[Collected data]
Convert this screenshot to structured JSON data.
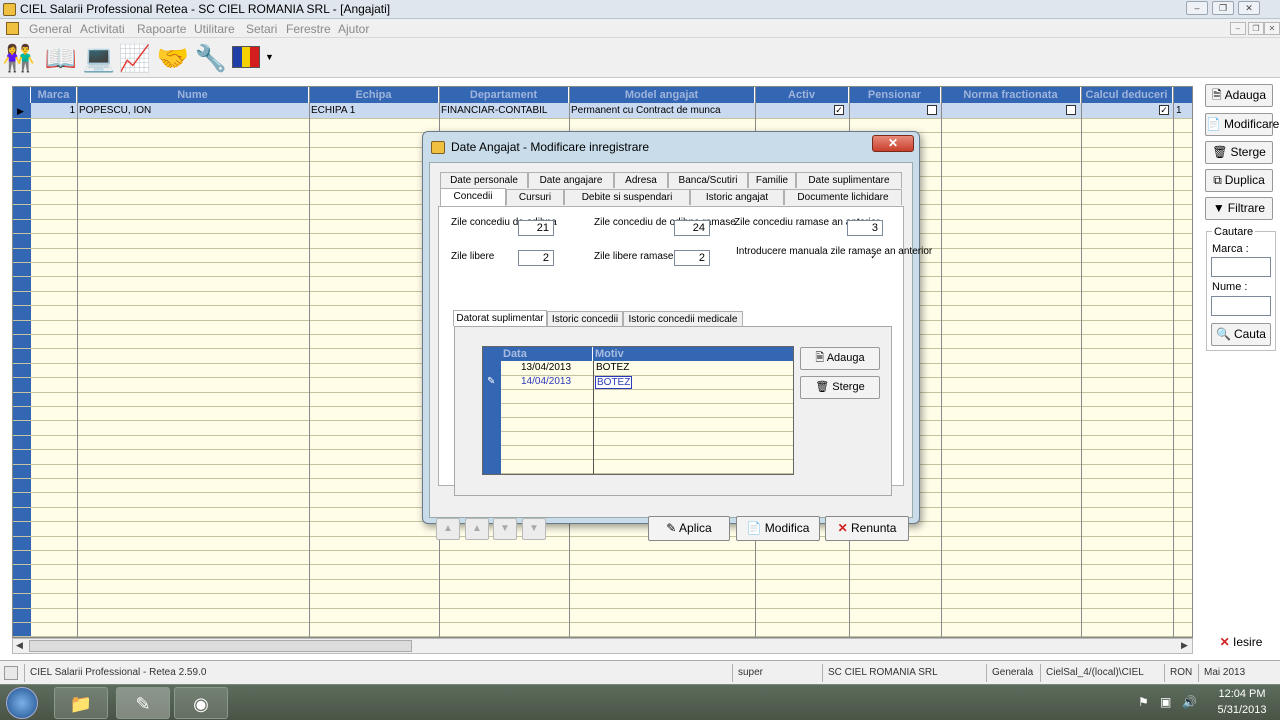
{
  "window": {
    "title": "CIEL Salarii Professional Retea - SC CIEL ROMANIA SRL  - [Angajati]"
  },
  "menu": [
    "General",
    "Activitati",
    "Rapoarte",
    "Utilitare",
    "Setari",
    "Ferestre",
    "Ajutor"
  ],
  "grid": {
    "columns": [
      "Marca",
      "Nume",
      "Echipa",
      "Departament",
      "Model angajat",
      "Activ",
      "Pensionar",
      "Norma fractionata",
      "Calcul deduceri"
    ],
    "row": {
      "marca": "1",
      "nume": "POPESCU, ION",
      "echipa": "ECHIPA 1",
      "departament": "FINANCIAR-CONTABIL",
      "model": "Permanent cu Contract de munca",
      "activ": true,
      "pensionar": false,
      "norma": false,
      "deduceri": true,
      "extra": "1"
    }
  },
  "right_panel": {
    "adauga": "Adauga",
    "modificare": "Modificare",
    "sterge": "Sterge",
    "duplica": "Duplica",
    "filtrare": "Filtrare",
    "cautare_title": "Cautare",
    "marca_label": "Marca :",
    "nume_label": "Nume :",
    "cauta": "Cauta",
    "iesire": "Iesire"
  },
  "status": {
    "app": "CIEL Salarii Professional - Retea 2.59.0",
    "user": "super",
    "company": "SC CIEL ROMANIA SRL",
    "mode": "Generala",
    "db": "CielSal_4/(local)\\CIEL",
    "currency": "RON",
    "period": "Mai 2013"
  },
  "taskbar": {
    "time": "12:04 PM",
    "date": "5/31/2013"
  },
  "dialog": {
    "title": "Date Angajat - Modificare inregistrare",
    "tabs_row1": [
      "Date personale",
      "Date angajare",
      "Adresa",
      "Banca/Scutiri",
      "Familie",
      "Date suplimentare"
    ],
    "tabs_row2": [
      "Concedii",
      "Cursuri",
      "Debite si suspendari",
      "Istoric angajat",
      "Documente lichidare"
    ],
    "fields": {
      "zile_co_label": "Zile concediu de odihna",
      "zile_co": "21",
      "zile_co_ramase_label": "Zile concediu de odihna ramase",
      "zile_co_ramase": "24",
      "zile_co_anterior_label": "Zile concediu ramase an anterior",
      "zile_co_anterior": "3",
      "zile_libere_label": "Zile libere",
      "zile_libere": "2",
      "zile_libere_ramase_label": "Zile libere ramase",
      "zile_libere_ramase": "2",
      "intro_manuala_label": "Introducere manuala zile ramase an anterior",
      "intro_manuala": true
    },
    "subtabs": [
      "Datorat suplimentar",
      "Istoric concedii",
      "Istoric concedii medicale"
    ],
    "subgrid": {
      "columns": [
        "Data",
        "Motiv"
      ],
      "rows": [
        {
          "data": "13/04/2013",
          "motiv": "BOTEZ"
        },
        {
          "data": "14/04/2013",
          "motiv": "BOTEZ"
        }
      ]
    },
    "sub_adauga": "Adauga",
    "sub_sterge": "Sterge",
    "aplica": "Aplica",
    "modifica": "Modifica",
    "renunta": "Renunta"
  }
}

■ TASK STATEMENT
Find every line that has "concediu" in it, then return those lines.

■ COMPLETE ANSWER
      "zile_co_label": "Zile concediu de odihna",
      "zile_co_ramase_label": "Zile concediu de odihna ramase",
      "zile_co_anterior_label": "Zile concediu ramase an anterior",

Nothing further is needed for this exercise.